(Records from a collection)
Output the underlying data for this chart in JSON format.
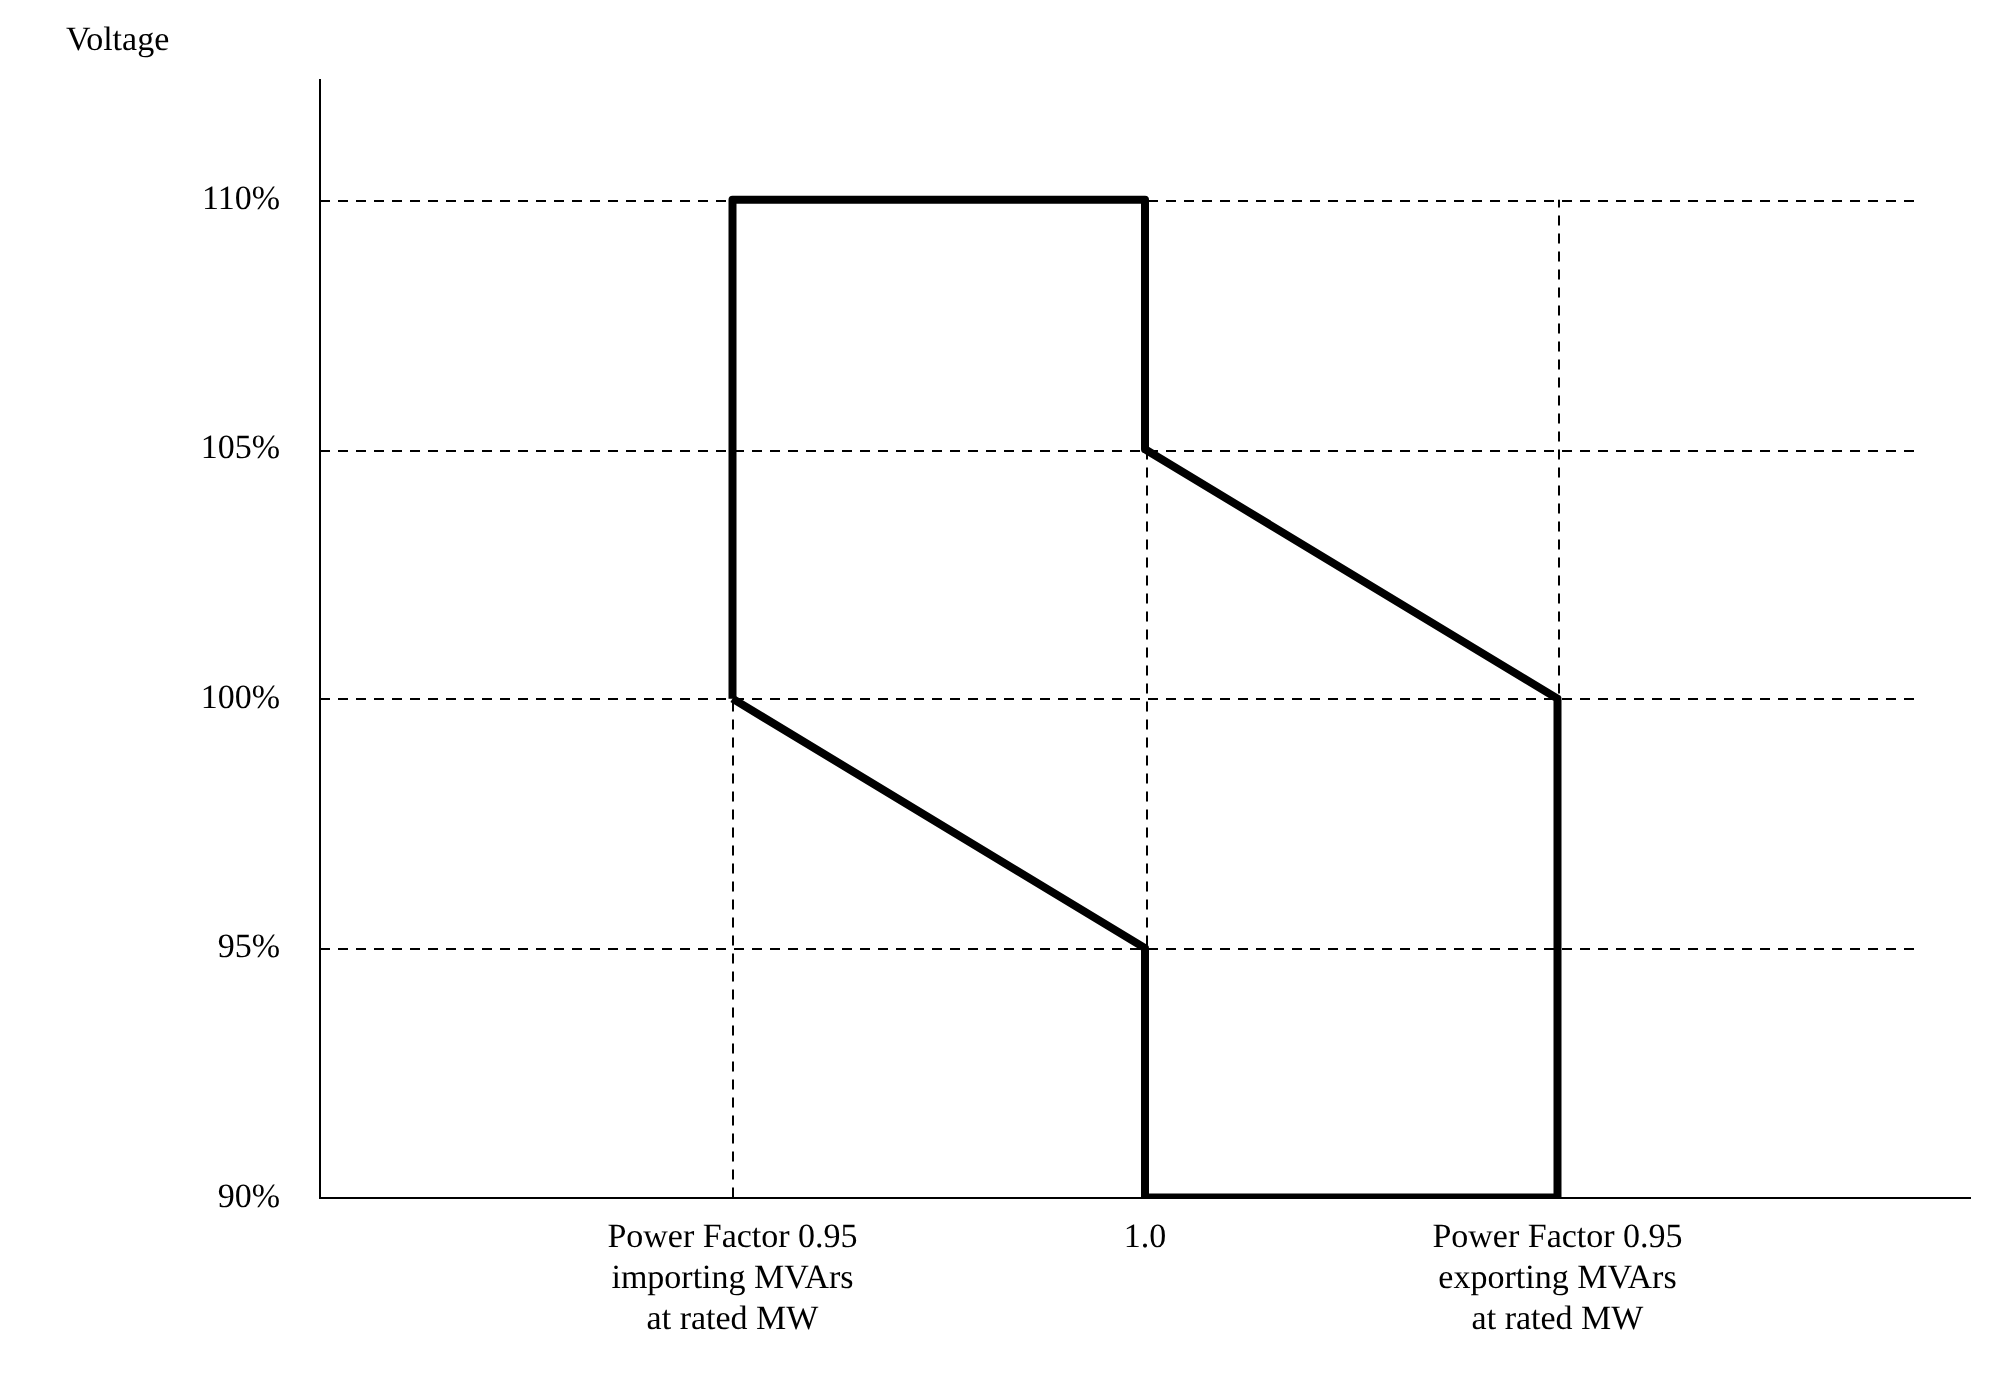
{
  "chart_data": {
    "type": "line",
    "ylabel": "Voltage",
    "categories": [
      null,
      "Power Factor 0.95\nimporting MVArs\nat rated MW",
      "1.0",
      "Power Factor 0.95\nexporting MVArs\nat rated MW",
      null
    ],
    "series": [
      {
        "color": "#000000",
        "x": [
          "Power Factor 0.95\nimporting MVArs\nat rated MW",
          "Power Factor 0.95\nimporting MVArs\nat rated MW",
          "1.0",
          "1.0",
          "Power Factor 0.95\nexporting MVArs\nat rated MW",
          "Power Factor 0.95\nexporting MVArs\nat rated MW"
        ],
        "values": [
          100,
          110,
          110,
          105,
          100,
          90
        ]
      },
      {
        "color": "#000000",
        "x": [
          "Power Factor 0.95\nimporting MVArs\nat rated MW",
          "1.0",
          "1.0",
          "Power Factor 0.95\nexporting MVArs\nat rated MW"
        ],
        "values": [
          100,
          95,
          90,
          90
        ]
      }
    ],
    "ylim": [
      90,
      112.4
    ],
    "yticks": [
      {
        "value": 90,
        "label": "90%"
      },
      {
        "value": 95,
        "label": "95%"
      },
      {
        "value": 100,
        "label": "100%"
      },
      {
        "value": 105,
        "label": "105%"
      },
      {
        "value": 110,
        "label": "110%"
      }
    ],
    "grid": true,
    "legend": false,
    "marker": "none",
    "line_style": "solid"
  }
}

## Task requirements
Keep the pictures out and write out the records exactly.

## Exercise solution
Output the underlying data for this chart in JSON format.
{
  "chart_data": {
    "type": "line",
    "ylabel": "Voltage",
    "categories": [
      null,
      "Power Factor 0.95\nimporting MVArs\nat rated MW",
      "1.0",
      "Power Factor 0.95\nexporting MVArs\nat rated MW",
      null
    ],
    "series": [
      {
        "color": "#000000",
        "x": [
          "Power Factor 0.95\nimporting MVArs\nat rated MW",
          "Power Factor 0.95\nimporting MVArs\nat rated MW",
          "1.0",
          "1.0",
          "Power Factor 0.95\nexporting MVArs\nat rated MW",
          "Power Factor 0.95\nexporting MVArs\nat rated MW"
        ],
        "values": [
          100,
          110,
          110,
          105,
          100,
          90
        ]
      },
      {
        "color": "#000000",
        "x": [
          "Power Factor 0.95\nimporting MVArs\nat rated MW",
          "1.0",
          "1.0",
          "Power Factor 0.95\nexporting MVArs\nat rated MW"
        ],
        "values": [
          100,
          95,
          90,
          90
        ]
      }
    ],
    "ylim": [
      90,
      112.4
    ],
    "yticks": [
      {
        "value": 90,
        "label": "90%"
      },
      {
        "value": 95,
        "label": "95%"
      },
      {
        "value": 100,
        "label": "100%"
      },
      {
        "value": 105,
        "label": "105%"
      },
      {
        "value": 110,
        "label": "110%"
      }
    ],
    "grid": true,
    "legend": false,
    "marker": "none",
    "line_style": "solid"
  }
}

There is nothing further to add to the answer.